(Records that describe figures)
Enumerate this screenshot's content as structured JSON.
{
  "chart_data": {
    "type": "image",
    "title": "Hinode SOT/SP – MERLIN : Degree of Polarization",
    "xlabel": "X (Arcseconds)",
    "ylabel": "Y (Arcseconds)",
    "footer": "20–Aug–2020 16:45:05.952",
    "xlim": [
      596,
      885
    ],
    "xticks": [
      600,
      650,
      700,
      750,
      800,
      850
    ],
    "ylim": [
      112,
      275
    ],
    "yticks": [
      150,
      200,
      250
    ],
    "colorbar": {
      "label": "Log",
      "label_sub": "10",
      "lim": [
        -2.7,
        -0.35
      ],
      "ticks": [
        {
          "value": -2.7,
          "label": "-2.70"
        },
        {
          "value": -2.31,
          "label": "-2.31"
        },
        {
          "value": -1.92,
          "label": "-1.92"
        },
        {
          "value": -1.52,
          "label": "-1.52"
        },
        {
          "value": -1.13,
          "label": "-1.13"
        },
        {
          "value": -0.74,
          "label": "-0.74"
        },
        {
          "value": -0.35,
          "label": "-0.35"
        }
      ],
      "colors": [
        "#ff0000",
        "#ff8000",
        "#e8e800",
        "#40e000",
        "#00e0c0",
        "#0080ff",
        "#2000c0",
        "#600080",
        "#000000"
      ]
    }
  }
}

...

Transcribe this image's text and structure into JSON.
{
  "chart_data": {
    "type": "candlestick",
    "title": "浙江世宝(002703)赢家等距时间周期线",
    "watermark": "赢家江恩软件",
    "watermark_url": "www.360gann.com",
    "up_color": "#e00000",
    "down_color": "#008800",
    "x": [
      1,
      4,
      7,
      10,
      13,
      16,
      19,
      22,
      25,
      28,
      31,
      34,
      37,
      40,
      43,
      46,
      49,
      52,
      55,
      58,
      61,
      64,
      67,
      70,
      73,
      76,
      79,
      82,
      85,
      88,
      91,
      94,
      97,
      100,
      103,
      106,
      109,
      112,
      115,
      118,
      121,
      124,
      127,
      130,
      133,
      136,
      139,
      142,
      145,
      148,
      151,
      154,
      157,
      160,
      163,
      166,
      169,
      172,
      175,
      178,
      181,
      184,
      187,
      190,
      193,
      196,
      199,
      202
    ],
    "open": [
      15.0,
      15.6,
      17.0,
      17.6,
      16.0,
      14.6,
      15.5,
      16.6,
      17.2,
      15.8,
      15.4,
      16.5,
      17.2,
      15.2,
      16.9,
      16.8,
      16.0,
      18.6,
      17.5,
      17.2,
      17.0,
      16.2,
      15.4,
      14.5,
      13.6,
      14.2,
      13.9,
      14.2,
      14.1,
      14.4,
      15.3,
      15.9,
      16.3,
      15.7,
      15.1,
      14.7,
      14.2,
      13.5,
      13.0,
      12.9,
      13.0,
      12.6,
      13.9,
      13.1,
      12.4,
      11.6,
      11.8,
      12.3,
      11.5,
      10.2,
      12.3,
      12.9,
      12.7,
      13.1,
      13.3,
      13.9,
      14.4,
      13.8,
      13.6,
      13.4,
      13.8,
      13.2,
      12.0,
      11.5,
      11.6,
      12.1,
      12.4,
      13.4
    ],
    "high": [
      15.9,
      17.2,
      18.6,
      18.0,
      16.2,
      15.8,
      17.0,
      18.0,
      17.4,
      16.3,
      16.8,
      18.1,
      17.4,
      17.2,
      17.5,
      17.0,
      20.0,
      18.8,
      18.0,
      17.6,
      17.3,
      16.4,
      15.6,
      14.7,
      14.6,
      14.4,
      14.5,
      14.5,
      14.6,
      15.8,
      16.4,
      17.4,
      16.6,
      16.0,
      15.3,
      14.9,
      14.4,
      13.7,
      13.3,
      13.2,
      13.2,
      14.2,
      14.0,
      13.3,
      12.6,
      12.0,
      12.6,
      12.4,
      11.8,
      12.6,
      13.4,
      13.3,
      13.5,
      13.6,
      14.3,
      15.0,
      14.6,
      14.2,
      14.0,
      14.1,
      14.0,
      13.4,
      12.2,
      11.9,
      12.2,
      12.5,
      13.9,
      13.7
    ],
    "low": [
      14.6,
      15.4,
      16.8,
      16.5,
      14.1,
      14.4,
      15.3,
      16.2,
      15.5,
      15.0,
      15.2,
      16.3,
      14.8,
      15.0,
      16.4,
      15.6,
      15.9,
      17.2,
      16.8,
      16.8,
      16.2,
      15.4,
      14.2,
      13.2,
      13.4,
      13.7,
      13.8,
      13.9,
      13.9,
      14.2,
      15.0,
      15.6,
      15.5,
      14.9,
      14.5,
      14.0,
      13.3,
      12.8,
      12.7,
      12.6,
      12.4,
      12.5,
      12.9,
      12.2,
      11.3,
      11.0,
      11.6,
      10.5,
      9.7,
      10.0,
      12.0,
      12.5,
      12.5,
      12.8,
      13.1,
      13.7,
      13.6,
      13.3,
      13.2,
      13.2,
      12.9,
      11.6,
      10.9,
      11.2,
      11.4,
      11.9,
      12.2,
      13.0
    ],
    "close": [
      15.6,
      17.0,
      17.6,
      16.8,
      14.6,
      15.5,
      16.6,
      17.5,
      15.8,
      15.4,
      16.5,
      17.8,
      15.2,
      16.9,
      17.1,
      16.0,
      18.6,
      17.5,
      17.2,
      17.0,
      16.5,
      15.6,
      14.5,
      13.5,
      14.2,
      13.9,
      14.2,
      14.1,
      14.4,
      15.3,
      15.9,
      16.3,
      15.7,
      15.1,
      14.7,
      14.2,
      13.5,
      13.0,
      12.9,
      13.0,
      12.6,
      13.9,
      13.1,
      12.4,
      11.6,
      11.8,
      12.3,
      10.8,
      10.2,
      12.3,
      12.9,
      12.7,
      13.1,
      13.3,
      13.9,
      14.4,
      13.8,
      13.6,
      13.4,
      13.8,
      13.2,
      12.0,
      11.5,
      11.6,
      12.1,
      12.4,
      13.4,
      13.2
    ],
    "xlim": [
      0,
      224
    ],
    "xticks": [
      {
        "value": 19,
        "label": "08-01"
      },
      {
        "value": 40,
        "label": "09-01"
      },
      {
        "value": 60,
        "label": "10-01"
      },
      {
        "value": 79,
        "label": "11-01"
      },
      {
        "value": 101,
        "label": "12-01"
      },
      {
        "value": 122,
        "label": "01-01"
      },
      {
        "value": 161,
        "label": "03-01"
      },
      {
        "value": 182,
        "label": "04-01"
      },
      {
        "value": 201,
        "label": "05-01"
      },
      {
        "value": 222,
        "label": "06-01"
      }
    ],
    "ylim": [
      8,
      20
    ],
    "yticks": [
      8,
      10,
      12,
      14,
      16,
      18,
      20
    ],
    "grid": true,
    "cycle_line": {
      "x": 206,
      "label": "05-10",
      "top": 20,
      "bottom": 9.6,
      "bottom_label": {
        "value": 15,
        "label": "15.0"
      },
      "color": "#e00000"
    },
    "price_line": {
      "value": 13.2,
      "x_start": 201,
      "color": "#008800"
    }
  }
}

REQUIRED TASK: Going through the entries above, report how many lines include the string "this". The number alone is the answer.

ANSWER TO THE TASK: 2